*** Available data

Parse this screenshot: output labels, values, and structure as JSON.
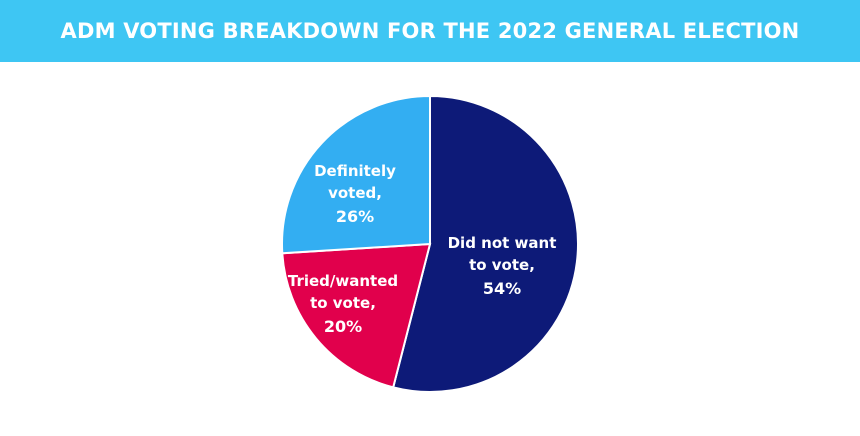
{
  "header": {
    "title": "ADM VOTING BREAKDOWN FOR THE 2022 GENERAL ELECTION"
  },
  "colors": {
    "header_bg": "#3ec6f3",
    "did_not_want": "#0d1a78",
    "tried_wanted": "#e1004c",
    "definitely_voted": "#33aef2"
  },
  "chart_data": {
    "type": "pie",
    "title": "ADM VOTING BREAKDOWN FOR THE 2022 GENERAL ELECTION",
    "slices": [
      {
        "label_lines": [
          "Did not want",
          "to vote,"
        ],
        "value": 54,
        "value_label": "54%",
        "color": "#0d1a78"
      },
      {
        "label_lines": [
          "Tried/wanted",
          "to vote,"
        ],
        "value": 20,
        "value_label": "20%",
        "color": "#e1004c"
      },
      {
        "label_lines": [
          "Definitely",
          "voted,"
        ],
        "value": 26,
        "value_label": "26%",
        "color": "#33aef2"
      }
    ],
    "start_angle": "12 o'clock",
    "direction": "clockwise",
    "legend": "none"
  }
}
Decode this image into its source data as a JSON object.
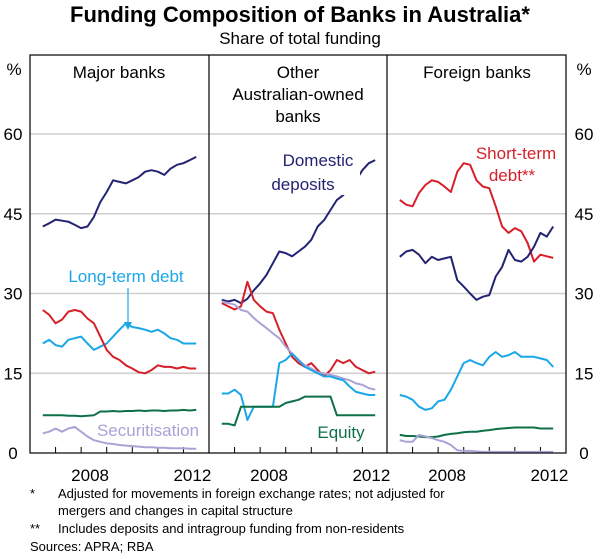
{
  "chart_data": {
    "type": "line",
    "title": "Funding Composition of Banks in Australia*",
    "subtitle": "Share of total funding",
    "ylabel_left": "%",
    "ylabel_right": "%",
    "ylim": [
      0,
      70
    ],
    "yticks": [
      0,
      15,
      30,
      45,
      60
    ],
    "xlim": [
      2006,
      2013
    ],
    "xtick_labels": [
      "2008",
      "2012"
    ],
    "grid": true,
    "colors": {
      "domestic_deposits": "#232373",
      "short_term_debt": "#d71f2a",
      "long_term_debt": "#1aa7e8",
      "equity": "#0f7048",
      "securitisation": "#aaa3d6"
    },
    "x_start": 2006.5,
    "x_step": 0.25,
    "panels": [
      {
        "title_lines": [
          "Major banks"
        ],
        "series": [
          {
            "name": "Domestic deposits",
            "key": "domestic_deposits",
            "values": [
              42.6,
              43.2,
              43.9,
              43.7,
              43.5,
              42.9,
              42.3,
              42.6,
              44.4,
              47.2,
              49.1,
              51.3,
              51.0,
              50.7,
              51.3,
              51.9,
              52.9,
              53.2,
              52.9,
              52.3,
              53.5,
              54.2,
              54.5,
              55.1,
              55.7
            ]
          },
          {
            "name": "Long-term debt",
            "key": "long_term_debt",
            "values": [
              20.6,
              21.3,
              20.3,
              20.0,
              21.3,
              21.6,
              21.9,
              20.6,
              19.4,
              20.0,
              20.6,
              21.9,
              23.2,
              24.4,
              23.7,
              23.5,
              23.2,
              22.8,
              23.2,
              22.5,
              21.6,
              21.3,
              20.6,
              20.6,
              20.6
            ]
          },
          {
            "name": "Short-term debt",
            "key": "short_term_debt",
            "values": [
              26.9,
              26.0,
              24.4,
              25.1,
              26.6,
              26.9,
              26.6,
              25.3,
              24.4,
              21.9,
              19.4,
              18.1,
              17.5,
              16.5,
              15.9,
              15.2,
              15.0,
              15.6,
              16.5,
              16.2,
              16.2,
              15.9,
              16.2,
              15.9,
              15.9
            ]
          },
          {
            "name": "Equity",
            "key": "equity",
            "values": [
              7.1,
              7.1,
              7.1,
              7.1,
              7.0,
              7.0,
              6.9,
              7.0,
              7.1,
              7.8,
              7.8,
              7.9,
              7.8,
              7.9,
              7.9,
              8.0,
              7.9,
              8.0,
              8.0,
              7.9,
              8.0,
              8.0,
              8.1,
              8.0,
              8.1
            ]
          },
          {
            "name": "Securitisation",
            "key": "securitisation",
            "values": [
              3.7,
              4.0,
              4.6,
              4.0,
              4.6,
              4.9,
              4.0,
              3.1,
              2.4,
              2.1,
              1.8,
              1.7,
              1.5,
              1.4,
              1.3,
              1.2,
              1.1,
              1.1,
              1.0,
              1.0,
              0.9,
              0.9,
              0.9,
              0.8,
              0.8
            ]
          }
        ]
      },
      {
        "title_lines": [
          "Other",
          "Australian-owned",
          "banks"
        ],
        "series": [
          {
            "name": "Domestic deposits",
            "key": "domestic_deposits",
            "values": [
              28.8,
              28.5,
              28.8,
              28.2,
              29.0,
              30.6,
              31.9,
              33.5,
              35.7,
              37.9,
              37.6,
              37.0,
              37.9,
              38.8,
              40.1,
              42.6,
              43.8,
              45.7,
              47.6,
              48.5,
              49.8,
              51.3,
              53.2,
              54.5,
              55.1
            ]
          },
          {
            "name": "Short-term debt",
            "key": "short_term_debt",
            "values": [
              28.2,
              27.6,
              27.0,
              27.6,
              32.2,
              28.8,
              27.6,
              26.6,
              26.3,
              23.2,
              20.6,
              18.1,
              16.9,
              16.2,
              16.9,
              15.6,
              14.4,
              15.6,
              17.5,
              16.9,
              17.5,
              16.2,
              15.6,
              15.0,
              15.3
            ]
          },
          {
            "name": "Securitisation",
            "key": "securitisation",
            "values": [
              28.5,
              28.2,
              27.9,
              26.9,
              26.6,
              25.4,
              24.4,
              23.5,
              22.5,
              21.6,
              20.0,
              18.7,
              17.5,
              16.5,
              15.9,
              15.2,
              15.0,
              14.7,
              14.4,
              14.0,
              13.7,
              13.1,
              12.8,
              12.2,
              11.9
            ]
          },
          {
            "name": "Long-term debt",
            "key": "long_term_debt",
            "values": [
              11.2,
              11.2,
              11.9,
              10.9,
              6.2,
              8.7,
              8.7,
              8.7,
              8.7,
              16.9,
              17.5,
              18.7,
              17.5,
              16.2,
              15.6,
              15.0,
              14.4,
              14.4,
              14.0,
              13.7,
              12.5,
              11.5,
              11.2,
              10.9,
              10.9
            ]
          },
          {
            "name": "Equity",
            "key": "equity",
            "values": [
              5.5,
              5.5,
              5.2,
              8.7,
              8.7,
              8.7,
              8.7,
              8.7,
              8.7,
              8.7,
              9.4,
              9.7,
              10.0,
              10.6,
              10.6,
              10.6,
              10.6,
              10.6,
              7.1,
              7.1,
              7.1,
              7.1,
              7.1,
              7.1,
              7.1
            ]
          }
        ]
      },
      {
        "title_lines": [
          "Foreign banks"
        ],
        "series": [
          {
            "name": "Short-term debt**",
            "key": "short_term_debt",
            "values": [
              47.6,
              46.7,
              46.4,
              48.9,
              50.4,
              51.3,
              51.0,
              50.1,
              49.1,
              52.9,
              54.5,
              54.2,
              51.3,
              50.1,
              49.8,
              46.4,
              42.6,
              41.4,
              42.3,
              41.7,
              39.5,
              36.0,
              37.3,
              37.0,
              36.7
            ]
          },
          {
            "name": "Domestic deposits",
            "key": "domestic_deposits",
            "values": [
              36.9,
              37.9,
              38.2,
              37.3,
              35.7,
              36.9,
              36.3,
              36.6,
              36.9,
              32.5,
              31.3,
              30.0,
              28.8,
              29.4,
              29.7,
              33.2,
              35.0,
              38.2,
              36.3,
              36.0,
              36.9,
              38.8,
              41.4,
              40.7,
              42.6
            ]
          },
          {
            "name": "Long-term debt",
            "key": "long_term_debt",
            "values": [
              10.9,
              10.6,
              10.0,
              8.7,
              8.1,
              8.4,
              9.7,
              10.0,
              11.9,
              14.4,
              16.9,
              17.5,
              16.9,
              16.5,
              18.1,
              19.0,
              18.1,
              18.4,
              19.0,
              18.1,
              18.1,
              18.1,
              17.8,
              17.5,
              16.2
            ]
          },
          {
            "name": "Equity",
            "key": "equity",
            "values": [
              3.4,
              3.2,
              3.2,
              3.1,
              3.0,
              3.0,
              3.1,
              3.4,
              3.6,
              3.7,
              3.9,
              4.0,
              4.0,
              4.2,
              4.3,
              4.5,
              4.6,
              4.7,
              4.8,
              4.8,
              4.8,
              4.8,
              4.6,
              4.6,
              4.6
            ]
          },
          {
            "name": "Securitisation",
            "key": "securitisation",
            "values": [
              2.4,
              2.1,
              2.1,
              3.4,
              3.1,
              2.8,
              2.4,
              2.1,
              1.5,
              0.5,
              0.4,
              0.4,
              0.3,
              0.2,
              0.2,
              0.2,
              0.2,
              0.2,
              0.2,
              0.2,
              0.2,
              0.2,
              0.2,
              0.2,
              0.2
            ]
          }
        ]
      }
    ],
    "annotations": {
      "domestic_deposits": [
        "Domestic",
        "deposits"
      ],
      "long_term_debt": "Long-term debt",
      "securitisation": "Securitisation",
      "equity": "Equity",
      "short_term_debt": [
        "Short-term",
        "debt**"
      ]
    }
  },
  "footnotes": {
    "note1_marker": "*",
    "note1_line1": "Adjusted for movements in foreign exchange rates; not adjusted for",
    "note1_line2": "mergers and changes in capital structure",
    "note2_marker": "**",
    "note2_line1": "Includes deposits and intragroup funding from non-residents",
    "sources": "Sources: APRA; RBA"
  }
}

******

What you need to do:
Scan the data for the word "ELECTION" and copy every line where it shows up.

Solution for this exercise:
    "title": "ADM VOTING BREAKDOWN FOR THE 2022 GENERAL ELECTION"
    "title": "ADM VOTING BREAKDOWN FOR THE 2022 GENERAL ELECTION",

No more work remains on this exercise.